**Given problem**
Scan the entries below and count the lines holding the string "price". Supply only the number.

**Material shown**
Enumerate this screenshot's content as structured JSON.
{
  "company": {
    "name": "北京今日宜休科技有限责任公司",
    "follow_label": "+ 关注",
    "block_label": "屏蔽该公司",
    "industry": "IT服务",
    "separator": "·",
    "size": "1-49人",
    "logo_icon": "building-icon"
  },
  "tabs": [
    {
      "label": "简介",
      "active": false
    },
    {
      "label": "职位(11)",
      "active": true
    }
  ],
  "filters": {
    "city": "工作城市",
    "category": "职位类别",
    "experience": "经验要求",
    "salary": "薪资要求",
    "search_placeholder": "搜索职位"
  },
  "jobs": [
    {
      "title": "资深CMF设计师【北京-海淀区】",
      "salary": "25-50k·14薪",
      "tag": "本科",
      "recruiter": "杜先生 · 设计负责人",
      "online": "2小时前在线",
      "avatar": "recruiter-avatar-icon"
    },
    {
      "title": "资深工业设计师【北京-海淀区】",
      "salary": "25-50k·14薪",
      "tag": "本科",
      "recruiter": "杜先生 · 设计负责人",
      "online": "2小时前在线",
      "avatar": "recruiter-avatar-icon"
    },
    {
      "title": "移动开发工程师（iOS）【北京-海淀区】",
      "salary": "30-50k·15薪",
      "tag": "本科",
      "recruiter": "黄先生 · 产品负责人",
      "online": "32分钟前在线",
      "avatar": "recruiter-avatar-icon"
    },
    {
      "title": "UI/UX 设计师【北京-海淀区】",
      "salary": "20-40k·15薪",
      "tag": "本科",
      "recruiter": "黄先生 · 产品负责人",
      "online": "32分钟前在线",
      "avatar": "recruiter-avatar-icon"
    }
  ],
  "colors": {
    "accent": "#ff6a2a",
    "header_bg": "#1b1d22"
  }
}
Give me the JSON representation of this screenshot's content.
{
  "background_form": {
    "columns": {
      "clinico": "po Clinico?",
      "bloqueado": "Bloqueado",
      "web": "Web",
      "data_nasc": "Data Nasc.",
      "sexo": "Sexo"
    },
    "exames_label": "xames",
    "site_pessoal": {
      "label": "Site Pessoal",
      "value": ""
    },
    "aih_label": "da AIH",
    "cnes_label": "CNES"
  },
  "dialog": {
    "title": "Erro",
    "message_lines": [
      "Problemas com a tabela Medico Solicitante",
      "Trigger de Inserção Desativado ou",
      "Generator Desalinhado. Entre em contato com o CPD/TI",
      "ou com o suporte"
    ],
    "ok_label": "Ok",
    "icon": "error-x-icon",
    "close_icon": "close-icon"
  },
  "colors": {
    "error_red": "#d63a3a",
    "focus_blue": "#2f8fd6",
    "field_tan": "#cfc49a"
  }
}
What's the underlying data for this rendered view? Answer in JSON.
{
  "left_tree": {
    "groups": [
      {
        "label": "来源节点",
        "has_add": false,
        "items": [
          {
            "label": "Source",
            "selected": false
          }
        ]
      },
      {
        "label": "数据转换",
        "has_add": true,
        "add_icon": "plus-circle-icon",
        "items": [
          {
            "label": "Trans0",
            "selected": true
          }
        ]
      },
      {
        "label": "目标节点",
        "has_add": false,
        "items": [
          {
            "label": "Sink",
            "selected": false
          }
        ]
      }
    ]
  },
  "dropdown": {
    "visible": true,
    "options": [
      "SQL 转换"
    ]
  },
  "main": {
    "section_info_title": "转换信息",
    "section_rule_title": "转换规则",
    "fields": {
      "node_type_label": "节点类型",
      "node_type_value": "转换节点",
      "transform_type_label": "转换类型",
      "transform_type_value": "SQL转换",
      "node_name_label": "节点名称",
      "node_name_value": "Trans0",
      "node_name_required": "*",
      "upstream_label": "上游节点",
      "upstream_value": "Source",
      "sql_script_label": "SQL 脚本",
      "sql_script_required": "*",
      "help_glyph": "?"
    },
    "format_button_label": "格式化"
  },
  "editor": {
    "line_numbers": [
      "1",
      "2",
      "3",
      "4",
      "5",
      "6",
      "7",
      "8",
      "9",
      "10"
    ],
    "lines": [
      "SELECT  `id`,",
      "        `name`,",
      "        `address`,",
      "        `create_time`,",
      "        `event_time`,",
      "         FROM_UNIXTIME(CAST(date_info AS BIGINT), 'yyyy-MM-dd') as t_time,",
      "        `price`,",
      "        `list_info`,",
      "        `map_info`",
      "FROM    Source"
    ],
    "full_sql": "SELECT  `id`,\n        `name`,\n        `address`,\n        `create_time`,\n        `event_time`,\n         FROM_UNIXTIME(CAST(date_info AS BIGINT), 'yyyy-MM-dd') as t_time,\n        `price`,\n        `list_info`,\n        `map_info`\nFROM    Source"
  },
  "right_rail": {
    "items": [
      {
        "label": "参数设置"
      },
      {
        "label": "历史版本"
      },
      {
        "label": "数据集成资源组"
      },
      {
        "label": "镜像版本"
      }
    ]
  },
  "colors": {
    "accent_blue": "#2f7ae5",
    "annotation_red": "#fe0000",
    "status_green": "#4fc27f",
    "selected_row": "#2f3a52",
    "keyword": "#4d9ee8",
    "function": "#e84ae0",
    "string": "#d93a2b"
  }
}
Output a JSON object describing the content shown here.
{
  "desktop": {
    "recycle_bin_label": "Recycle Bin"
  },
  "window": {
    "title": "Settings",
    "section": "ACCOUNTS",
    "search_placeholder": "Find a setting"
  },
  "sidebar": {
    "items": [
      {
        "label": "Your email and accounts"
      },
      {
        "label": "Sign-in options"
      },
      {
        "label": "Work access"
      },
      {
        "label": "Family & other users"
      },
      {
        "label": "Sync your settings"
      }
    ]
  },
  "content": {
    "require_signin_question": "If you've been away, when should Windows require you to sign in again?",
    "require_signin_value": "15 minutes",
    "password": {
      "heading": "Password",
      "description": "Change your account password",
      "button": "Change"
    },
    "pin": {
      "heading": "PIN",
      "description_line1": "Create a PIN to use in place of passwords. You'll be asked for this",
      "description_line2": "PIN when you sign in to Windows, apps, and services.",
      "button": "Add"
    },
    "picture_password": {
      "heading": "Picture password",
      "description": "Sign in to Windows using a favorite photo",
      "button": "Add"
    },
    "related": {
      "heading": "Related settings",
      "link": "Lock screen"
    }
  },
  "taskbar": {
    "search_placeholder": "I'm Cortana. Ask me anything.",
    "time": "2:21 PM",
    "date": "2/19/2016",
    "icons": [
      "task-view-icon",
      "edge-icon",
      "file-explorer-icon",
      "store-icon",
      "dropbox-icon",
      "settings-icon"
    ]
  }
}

**Exercise solution**
2